PROBLEM: Filter the records below and copy every line containing the word "Mista".

DATA TO PROCESS:
▼

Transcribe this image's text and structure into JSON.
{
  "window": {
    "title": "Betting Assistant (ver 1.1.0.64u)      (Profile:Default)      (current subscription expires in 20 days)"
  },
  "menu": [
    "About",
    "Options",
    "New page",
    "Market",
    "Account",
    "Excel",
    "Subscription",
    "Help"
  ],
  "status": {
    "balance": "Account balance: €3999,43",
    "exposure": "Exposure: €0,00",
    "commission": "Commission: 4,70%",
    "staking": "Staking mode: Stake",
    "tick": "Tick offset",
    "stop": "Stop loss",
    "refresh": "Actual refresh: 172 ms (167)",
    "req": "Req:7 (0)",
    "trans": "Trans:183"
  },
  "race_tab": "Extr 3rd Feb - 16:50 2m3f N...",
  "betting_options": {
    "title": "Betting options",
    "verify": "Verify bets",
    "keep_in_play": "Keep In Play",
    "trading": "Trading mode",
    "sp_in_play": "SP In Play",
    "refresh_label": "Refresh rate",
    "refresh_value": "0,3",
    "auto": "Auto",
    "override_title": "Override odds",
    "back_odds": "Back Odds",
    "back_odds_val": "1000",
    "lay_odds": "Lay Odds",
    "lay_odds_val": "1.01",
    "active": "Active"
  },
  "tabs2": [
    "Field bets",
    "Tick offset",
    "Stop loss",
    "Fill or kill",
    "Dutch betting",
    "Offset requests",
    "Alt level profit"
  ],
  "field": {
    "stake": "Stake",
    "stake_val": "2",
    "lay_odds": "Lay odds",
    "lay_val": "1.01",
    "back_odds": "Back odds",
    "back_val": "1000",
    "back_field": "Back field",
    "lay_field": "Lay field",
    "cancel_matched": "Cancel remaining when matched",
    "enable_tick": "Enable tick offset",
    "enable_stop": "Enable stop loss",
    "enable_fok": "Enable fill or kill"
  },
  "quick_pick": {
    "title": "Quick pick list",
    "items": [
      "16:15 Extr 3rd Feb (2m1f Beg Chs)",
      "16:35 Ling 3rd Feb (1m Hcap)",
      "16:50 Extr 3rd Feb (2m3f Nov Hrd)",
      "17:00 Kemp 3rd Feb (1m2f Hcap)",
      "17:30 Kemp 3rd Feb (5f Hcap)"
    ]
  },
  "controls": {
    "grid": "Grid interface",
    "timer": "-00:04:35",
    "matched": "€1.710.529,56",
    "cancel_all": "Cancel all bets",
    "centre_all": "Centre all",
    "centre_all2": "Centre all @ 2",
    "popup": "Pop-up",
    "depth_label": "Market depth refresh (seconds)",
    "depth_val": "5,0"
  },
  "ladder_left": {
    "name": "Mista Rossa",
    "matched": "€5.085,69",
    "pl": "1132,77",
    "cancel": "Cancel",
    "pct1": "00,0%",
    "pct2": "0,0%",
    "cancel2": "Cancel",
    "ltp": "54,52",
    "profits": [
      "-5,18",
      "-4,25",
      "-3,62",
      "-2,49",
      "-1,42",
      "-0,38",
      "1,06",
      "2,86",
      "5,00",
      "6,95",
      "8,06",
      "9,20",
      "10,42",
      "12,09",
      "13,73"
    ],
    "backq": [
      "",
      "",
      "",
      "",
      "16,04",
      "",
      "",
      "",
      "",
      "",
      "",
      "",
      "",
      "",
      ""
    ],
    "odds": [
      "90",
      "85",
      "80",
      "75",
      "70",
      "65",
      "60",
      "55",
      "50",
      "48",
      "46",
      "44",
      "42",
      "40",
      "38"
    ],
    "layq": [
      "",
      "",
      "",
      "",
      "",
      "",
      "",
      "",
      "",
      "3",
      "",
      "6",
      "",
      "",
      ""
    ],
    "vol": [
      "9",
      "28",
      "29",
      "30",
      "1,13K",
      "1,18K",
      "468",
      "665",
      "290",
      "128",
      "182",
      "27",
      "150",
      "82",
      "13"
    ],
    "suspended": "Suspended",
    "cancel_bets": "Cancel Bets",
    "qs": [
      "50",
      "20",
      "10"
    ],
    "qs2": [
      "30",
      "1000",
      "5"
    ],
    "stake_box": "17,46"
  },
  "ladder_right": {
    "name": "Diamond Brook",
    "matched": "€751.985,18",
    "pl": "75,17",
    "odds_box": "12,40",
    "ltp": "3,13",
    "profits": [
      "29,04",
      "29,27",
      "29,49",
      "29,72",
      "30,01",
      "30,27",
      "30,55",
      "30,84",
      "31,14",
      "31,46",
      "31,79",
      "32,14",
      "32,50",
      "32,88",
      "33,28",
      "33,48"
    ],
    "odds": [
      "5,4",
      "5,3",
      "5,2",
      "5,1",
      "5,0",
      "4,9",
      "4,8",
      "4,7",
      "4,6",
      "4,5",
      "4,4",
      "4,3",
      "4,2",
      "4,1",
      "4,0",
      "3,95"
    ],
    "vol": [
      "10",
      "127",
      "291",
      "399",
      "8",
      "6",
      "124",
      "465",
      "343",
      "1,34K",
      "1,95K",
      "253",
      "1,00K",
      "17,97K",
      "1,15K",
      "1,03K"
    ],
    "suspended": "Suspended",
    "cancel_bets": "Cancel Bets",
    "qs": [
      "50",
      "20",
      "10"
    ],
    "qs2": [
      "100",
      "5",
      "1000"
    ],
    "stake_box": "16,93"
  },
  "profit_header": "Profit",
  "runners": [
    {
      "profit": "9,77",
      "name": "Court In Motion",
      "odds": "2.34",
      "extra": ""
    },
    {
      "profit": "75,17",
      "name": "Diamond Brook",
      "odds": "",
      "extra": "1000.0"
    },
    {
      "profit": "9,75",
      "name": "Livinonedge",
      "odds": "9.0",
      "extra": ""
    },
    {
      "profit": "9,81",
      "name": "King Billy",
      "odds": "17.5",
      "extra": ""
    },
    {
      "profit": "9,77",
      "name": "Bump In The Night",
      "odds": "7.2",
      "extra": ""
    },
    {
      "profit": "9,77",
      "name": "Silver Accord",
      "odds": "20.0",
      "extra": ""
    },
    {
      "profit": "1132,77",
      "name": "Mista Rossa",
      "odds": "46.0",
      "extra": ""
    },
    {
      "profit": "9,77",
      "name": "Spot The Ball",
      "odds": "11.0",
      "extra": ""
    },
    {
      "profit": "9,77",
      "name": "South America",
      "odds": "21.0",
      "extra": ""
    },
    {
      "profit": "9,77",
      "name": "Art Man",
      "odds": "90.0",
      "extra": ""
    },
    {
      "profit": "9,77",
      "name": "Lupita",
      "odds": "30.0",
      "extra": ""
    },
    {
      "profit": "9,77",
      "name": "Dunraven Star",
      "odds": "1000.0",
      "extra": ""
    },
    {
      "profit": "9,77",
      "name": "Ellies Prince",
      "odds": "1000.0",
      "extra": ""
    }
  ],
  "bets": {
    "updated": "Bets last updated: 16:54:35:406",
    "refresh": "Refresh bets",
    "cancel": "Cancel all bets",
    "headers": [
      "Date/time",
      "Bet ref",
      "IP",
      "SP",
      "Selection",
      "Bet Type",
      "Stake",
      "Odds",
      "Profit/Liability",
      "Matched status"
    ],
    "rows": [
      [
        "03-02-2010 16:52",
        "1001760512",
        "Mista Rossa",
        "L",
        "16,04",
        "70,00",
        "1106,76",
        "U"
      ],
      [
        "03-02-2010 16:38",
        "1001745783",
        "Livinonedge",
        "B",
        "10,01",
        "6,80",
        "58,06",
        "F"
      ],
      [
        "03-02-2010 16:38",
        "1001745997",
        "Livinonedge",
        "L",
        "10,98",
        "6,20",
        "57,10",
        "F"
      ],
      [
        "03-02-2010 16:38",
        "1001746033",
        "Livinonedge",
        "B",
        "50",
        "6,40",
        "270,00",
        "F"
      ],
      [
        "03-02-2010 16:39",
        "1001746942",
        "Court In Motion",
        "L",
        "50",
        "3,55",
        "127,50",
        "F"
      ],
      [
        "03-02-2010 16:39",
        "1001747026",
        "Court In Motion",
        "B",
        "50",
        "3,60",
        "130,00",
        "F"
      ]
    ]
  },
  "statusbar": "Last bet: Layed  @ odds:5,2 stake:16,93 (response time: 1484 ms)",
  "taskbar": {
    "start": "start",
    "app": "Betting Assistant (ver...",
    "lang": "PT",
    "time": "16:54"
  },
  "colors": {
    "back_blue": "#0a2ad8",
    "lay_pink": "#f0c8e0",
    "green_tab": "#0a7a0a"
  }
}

▲

RESPONSE TO THIS TASK:
    "name": "Mista Rossa",
      "name": "Mista Rossa",
        "Mista Rossa",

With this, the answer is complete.